◆ SHORT PROBLEM ◆
Filter the listing below, copying every line in which the word "estetiku" appears.

[Stored items]
——

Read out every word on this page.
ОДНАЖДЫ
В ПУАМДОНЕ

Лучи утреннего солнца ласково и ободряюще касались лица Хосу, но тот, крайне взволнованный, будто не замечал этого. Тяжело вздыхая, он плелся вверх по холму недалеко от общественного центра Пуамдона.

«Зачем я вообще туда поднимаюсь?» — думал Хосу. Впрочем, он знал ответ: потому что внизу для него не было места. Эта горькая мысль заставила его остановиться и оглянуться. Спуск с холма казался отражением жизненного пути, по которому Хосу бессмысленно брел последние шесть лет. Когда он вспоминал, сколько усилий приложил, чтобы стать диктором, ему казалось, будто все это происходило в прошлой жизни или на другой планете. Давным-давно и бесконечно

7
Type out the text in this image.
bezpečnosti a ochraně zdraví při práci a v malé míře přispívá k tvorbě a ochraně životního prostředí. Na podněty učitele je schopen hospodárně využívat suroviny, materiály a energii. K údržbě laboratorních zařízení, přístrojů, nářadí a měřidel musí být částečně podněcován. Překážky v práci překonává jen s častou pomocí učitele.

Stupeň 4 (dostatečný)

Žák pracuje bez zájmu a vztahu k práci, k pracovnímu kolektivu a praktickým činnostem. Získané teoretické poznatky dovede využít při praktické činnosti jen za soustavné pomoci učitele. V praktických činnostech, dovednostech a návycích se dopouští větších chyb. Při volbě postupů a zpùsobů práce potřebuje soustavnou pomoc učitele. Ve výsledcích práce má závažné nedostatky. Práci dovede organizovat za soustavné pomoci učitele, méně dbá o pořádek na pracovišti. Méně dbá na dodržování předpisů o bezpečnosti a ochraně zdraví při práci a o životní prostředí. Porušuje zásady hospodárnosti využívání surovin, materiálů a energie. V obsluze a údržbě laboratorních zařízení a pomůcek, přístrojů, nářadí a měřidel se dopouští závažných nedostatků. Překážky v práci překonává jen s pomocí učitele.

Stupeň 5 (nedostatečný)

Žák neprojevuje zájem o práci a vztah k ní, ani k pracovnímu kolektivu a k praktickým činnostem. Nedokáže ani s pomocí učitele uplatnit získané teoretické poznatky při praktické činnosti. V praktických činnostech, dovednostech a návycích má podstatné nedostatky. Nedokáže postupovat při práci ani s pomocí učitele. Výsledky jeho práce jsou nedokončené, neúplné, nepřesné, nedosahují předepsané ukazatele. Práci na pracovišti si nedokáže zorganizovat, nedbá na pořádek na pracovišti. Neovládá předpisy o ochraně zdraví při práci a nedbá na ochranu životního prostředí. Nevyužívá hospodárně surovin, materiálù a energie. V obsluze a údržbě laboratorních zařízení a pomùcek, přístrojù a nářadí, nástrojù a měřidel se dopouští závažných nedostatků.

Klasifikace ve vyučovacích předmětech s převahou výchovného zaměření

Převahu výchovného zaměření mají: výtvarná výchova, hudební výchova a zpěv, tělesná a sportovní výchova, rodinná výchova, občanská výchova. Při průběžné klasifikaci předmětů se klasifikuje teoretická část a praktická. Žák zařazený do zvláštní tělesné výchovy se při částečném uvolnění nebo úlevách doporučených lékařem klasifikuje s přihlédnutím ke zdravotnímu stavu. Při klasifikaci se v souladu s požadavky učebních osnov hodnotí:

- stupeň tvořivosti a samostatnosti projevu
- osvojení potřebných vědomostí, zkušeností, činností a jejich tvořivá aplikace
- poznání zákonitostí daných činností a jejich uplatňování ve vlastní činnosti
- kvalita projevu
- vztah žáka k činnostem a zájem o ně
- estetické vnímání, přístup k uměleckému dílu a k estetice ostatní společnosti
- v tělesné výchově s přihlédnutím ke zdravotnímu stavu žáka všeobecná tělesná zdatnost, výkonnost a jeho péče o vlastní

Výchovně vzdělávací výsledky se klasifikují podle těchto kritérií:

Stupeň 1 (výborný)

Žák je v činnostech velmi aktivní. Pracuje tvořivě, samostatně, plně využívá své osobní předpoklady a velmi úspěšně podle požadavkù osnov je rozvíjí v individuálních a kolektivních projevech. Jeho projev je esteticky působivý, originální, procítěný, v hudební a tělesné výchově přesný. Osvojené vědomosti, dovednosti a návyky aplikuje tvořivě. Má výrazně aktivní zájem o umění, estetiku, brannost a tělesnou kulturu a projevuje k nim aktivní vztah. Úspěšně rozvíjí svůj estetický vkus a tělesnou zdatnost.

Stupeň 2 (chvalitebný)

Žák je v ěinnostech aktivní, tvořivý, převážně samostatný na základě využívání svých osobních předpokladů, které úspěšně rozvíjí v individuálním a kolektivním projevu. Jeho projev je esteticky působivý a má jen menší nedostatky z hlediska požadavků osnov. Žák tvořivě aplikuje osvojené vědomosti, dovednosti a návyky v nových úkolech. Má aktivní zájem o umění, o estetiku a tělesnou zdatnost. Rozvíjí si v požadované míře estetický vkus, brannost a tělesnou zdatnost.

——

◆ REPLY TO THE EXERCISE ◆
Žák je v činnostech velmi aktivní. Pracuje tvořivě, samostatně, plně využívá své osobní předpoklady a velmi úspěšně podle požadavkù osnov je rozvíjí v individuálních a kolektivních projevech. Jeho projev je esteticky působivý, originální, procítěný, v hudební a tělesné výchově přesný. Osvojené vědomosti, dovednosti a návyky aplikuje tvořivě. Má výrazně aktivní zájem o umění, estetiku, brannost a tělesnou kulturu a projevuje k nim aktivní vztah. Úspěšně rozvíjí svůj estetický vkus a tělesnou zdatnost.
Žák je v ěinnostech aktivní, tvořivý, převážně samostatný na základě využívání svých osobních předpokladů, které úspěšně rozvíjí v individuálním a kolektivním projevu. Jeho projev je esteticky působivý a má jen menší nedostatky z hlediska požadavků osnov. Žák tvořivě aplikuje osvojené vědomosti, dovednosti a návyky v nových úkolech. Má aktivní zájem o umění, o estetiku a tělesnou zdatnost. Rozvíjí si v požadované míře estetický vkus, brannost a tělesnou zdatnost.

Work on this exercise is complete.